YOUR OBJECTIVE
From the listing below, extract each entry exactly as written, minus the images.

+++

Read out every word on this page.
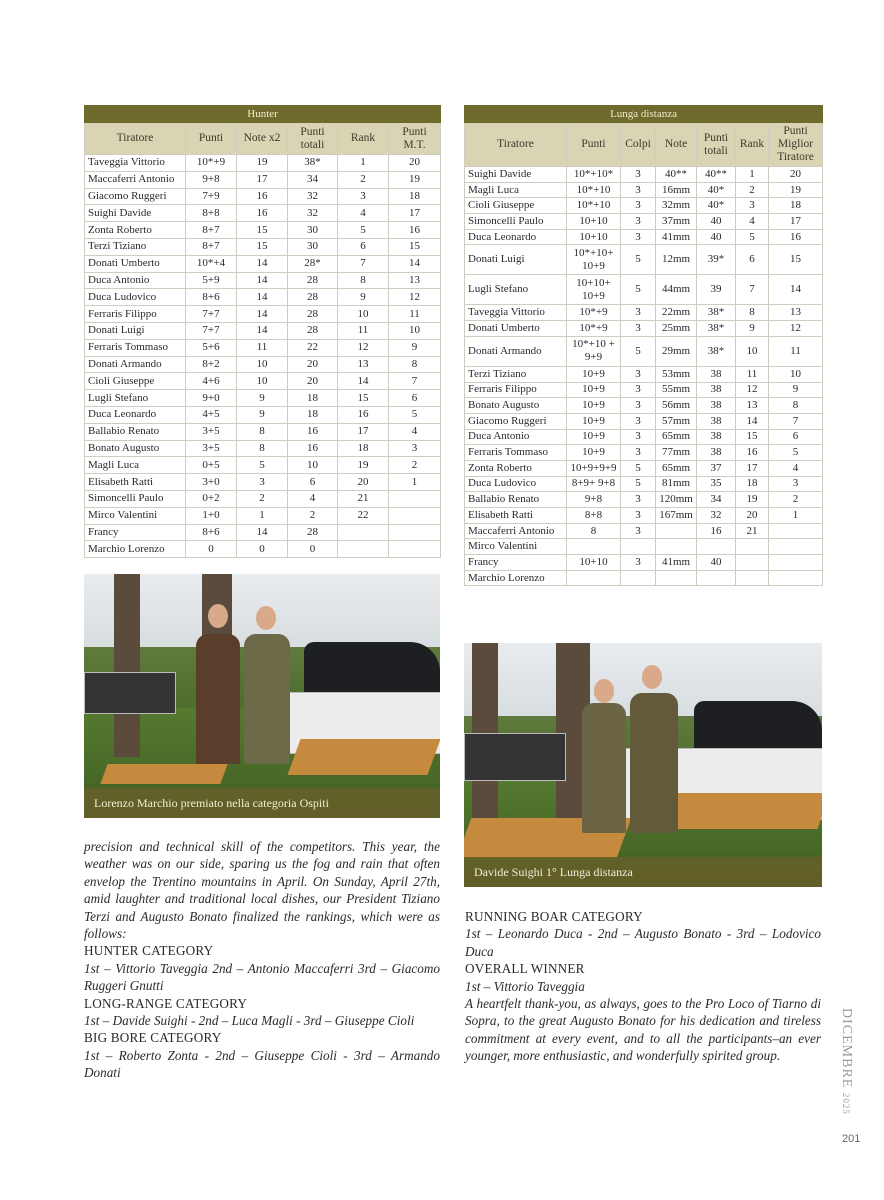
Hunter					
Tiratore	Punti	Note x2	Punti totali	Rank	Punti M.T.
Taveggia Vittorio	10*+9	19	38*	1	20
Maccaferri Antonio	9+8	17	34	2	19
Giacomo Ruggeri	7+9	16	32	3	18
Suighi Davide	8+8	16	32	4	17
Zonta Roberto	8+7	15	30	5	16
Terzi Tiziano	8+7	15	30	6	15
Donati Umberto	10*+4	14	28*	7	14
Duca Antonio	5+9	14	28	8	13
Duca Ludovico	8+6	14	28	9	12
Ferraris Filippo	7+7	14	28	10	11
Donati Luigi	7+7	14	28	11	10
Ferraris Tommaso	5+6	11	22	12	9
Donati Armando	8+2	10	20	13	8
Cioli Giuseppe	4+6	10	20	14	7
Lugli Stefano	9+0	9	18	15	6
Duca Leonardo	4+5	9	18	16	5
Ballabio Renato	3+5	8	16	17	4
Bonato Augusto	3+5	8	16	18	3
Magli Luca	0+5	5	10	19	2
Elisabeth Ratti	3+0	3	6	20	1
Simoncelli Paulo	0+2	2	4	21	
Mirco Valentini	1+0	1	2	22	
Francy	8+6	14	28		
Marchio Lorenzo	0	0	0		
Lunga distanza						
Tiratore	Punti	Colpi	Note	Punti totali	Rank	Punti Miglior Tiratore
Suighi Davide	10*+10*	3	40**	40**	1	20
Magli Luca	10*+10	3	16mm	40*	2	19
Cioli Giuseppe	10*+10	3	32mm	40*	3	18
Simoncelli Paulo	10+10	3	37mm	40	4	17
Duca Leonardo	10+10	3	41mm	40	5	16
Donati Luigi	10*+10+ 10+9	5	12mm	39*	6	15
Lugli Stefano	10+10+ 10+9	5	44mm	39	7	14
Taveggia Vittorio	10*+9	3	22mm	38*	8	13
Donati Umberto	10*+9	3	25mm	38*	9	12
Donati Armando	10*+10 + 9+9	5	29mm	38*	10	11
Terzi Tiziano	10+9	3	53mm	38	11	10
Ferraris Filippo	10+9	3	55mm	38	12	9
Bonato Augusto	10+9	3	56mm	38	13	8
Giacomo Ruggeri	10+9	3	57mm	38	14	7
Duca Antonio	10+9	3	65mm	38	15	6
Ferraris Tommaso	10+9	3	77mm	38	16	5
Zonta Roberto	10+9+9+9	5	65mm	37	17	4
Duca Ludovico	8+9+ 9+8	5	81mm	35	18	3
Ballabio Renato	9+8	3	120mm	34	19	2
Elisabeth Ratti	8+8	3	167mm	32	20	1
Maccaferri Antonio	8	3		16	21	
Mirco Valentini						
Francy	10+10	3	41mm	40		
Marchio Lorenzo						
Lorenzo Marchio premiato nella categoria Ospiti
Davide Suighi 1° Lunga distanza

precision and technical skill of the competitors. This year, the weather was on our side, sparing us the fog and rain that often envelop the Trentino mountains in April. On Sunday, April 27th, amid laughter and traditional local dishes, our President Tiziano Terzi and Augusto Bonato finalized the rankings, which were as follows:

HUNTER CATEGORY

1st – Vittorio Taveggia 2nd – Antonio Maccaferri 3rd – Giacomo Ruggeri Gnutti

LONG-RANGE CATEGORY

1st – Davide Suighi - 2nd – Luca Magli - 3rd – Giuseppe Cioli

BIG BORE CATEGORY

1st – Roberto Zonta - 2nd – Giuseppe Cioli - 3rd – Armando Donati

RUNNING BOAR CATEGORY

1st – Leonardo Duca - 2nd – Augusto Bonato - 3rd – Lodovico Duca

OVERALL WINNER

1st – Vittorio Taveggia

A heartfelt thank-you, as always, goes to the Pro Loco of Tiarno di Sopra, to the great Augusto Bonato for his dedication and tireless commitment at every event, and to all the participants–an ever younger, more enthusiastic, and wonderfully spirited group.	DICEMBRE 2025
201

+++

THE RESPONSE
Read out every word on this page.
Hunter					
Tiratore	Punti	Note x2	Punti totali	Rank	Punti M.T.
Taveggia Vittorio	10*+9	19	38*	1	20
Maccaferri Antonio	9+8	17	34	2	19
Giacomo Ruggeri	7+9	16	32	3	18
Suighi Davide	8+8	16	32	4	17
Zonta Roberto	8+7	15	30	5	16
Terzi Tiziano	8+7	15	30	6	15
Donati Umberto	10*+4	14	28*	7	14
Duca Antonio	5+9	14	28	8	13
Duca Ludovico	8+6	14	28	9	12
Ferraris Filippo	7+7	14	28	10	11
Donati Luigi	7+7	14	28	11	10
Ferraris Tommaso	5+6	11	22	12	9
Donati Armando	8+2	10	20	13	8
Cioli Giuseppe	4+6	10	20	14	7
Lugli Stefano	9+0	9	18	15	6
Duca Leonardo	4+5	9	18	16	5
Ballabio Renato	3+5	8	16	17	4
Bonato Augusto	3+5	8	16	18	3
Magli Luca	0+5	5	10	19	2
Elisabeth Ratti	3+0	3	6	20	1
Simoncelli Paulo	0+2	2	4	21	
Mirco Valentini	1+0	1	2	22	
Francy	8+6	14	28		
Marchio Lorenzo	0	0	0		
Lunga distanza						
Tiratore	Punti	Colpi	Note	Punti totali	Rank	Punti Miglior Tiratore
Suighi Davide	10*+10*	3	40**	40**	1	20
Magli Luca	10*+10	3	16mm	40*	2	19
Cioli Giuseppe	10*+10	3	32mm	40*	3	18
Simoncelli Paulo	10+10	3	37mm	40	4	17
Duca Leonardo	10+10	3	41mm	40	5	16
Donati Luigi	10*+10+ 10+9	5	12mm	39*	6	15
Lugli Stefano	10+10+ 10+9	5	44mm	39	7	14
Taveggia Vittorio	10*+9	3	22mm	38*	8	13
Donati Umberto	10*+9	3	25mm	38*	9	12
Donati Armando	10*+10 + 9+9	5	29mm	38*	10	11
Terzi Tiziano	10+9	3	53mm	38	11	10
Ferraris Filippo	10+9	3	55mm	38	12	9
Bonato Augusto	10+9	3	56mm	38	13	8
Giacomo Ruggeri	10+9	3	57mm	38	14	7
Duca Antonio	10+9	3	65mm	38	15	6
Ferraris Tommaso	10+9	3	77mm	38	16	5
Zonta Roberto	10+9+9+9	5	65mm	37	17	4
Duca Ludovico	8+9+ 9+8	5	81mm	35	18	3
Ballabio Renato	9+8	3	120mm	34	19	2
Elisabeth Ratti	8+8	3	167mm	32	20	1
Maccaferri Antonio	8	3		16	21	
Mirco Valentini						
Francy	10+10	3	41mm	40		
Marchio Lorenzo						
Lorenzo Marchio premiato nella categoria Ospiti
Davide Suighi 1° Lunga distanza

precision and technical skill of the competitors. This year, the weather was on our side, sparing us the fog and rain that often envelop the Trentino mountains in April. On Sunday, April 27th, amid laughter and traditional local dishes, our President Tiziano Terzi and Augusto Bonato finalized the rankings, which were as follows:

HUNTER CATEGORY

1st – Vittorio Taveggia 2nd – Antonio Maccaferri 3rd – Giacomo Ruggeri Gnutti

LONG-RANGE CATEGORY

1st – Davide Suighi - 2nd – Luca Magli - 3rd – Giuseppe Cioli

BIG BORE CATEGORY

1st – Roberto Zonta - 2nd – Giuseppe Cioli - 3rd – Armando Donati

RUNNING BOAR CATEGORY

1st – Leonardo Duca - 2nd – Augusto Bonato - 3rd – Lodovico Duca

OVERALL WINNER

1st – Vittorio Taveggia

A heartfelt thank-you, as always, goes to the Pro Loco of Tiarno di Sopra, to the great Augusto Bonato for his dedication and tireless commitment at every event, and to all the participants–an ever younger, more enthusiastic, and wonderfully spirited group.	DICEMBRE 2025
201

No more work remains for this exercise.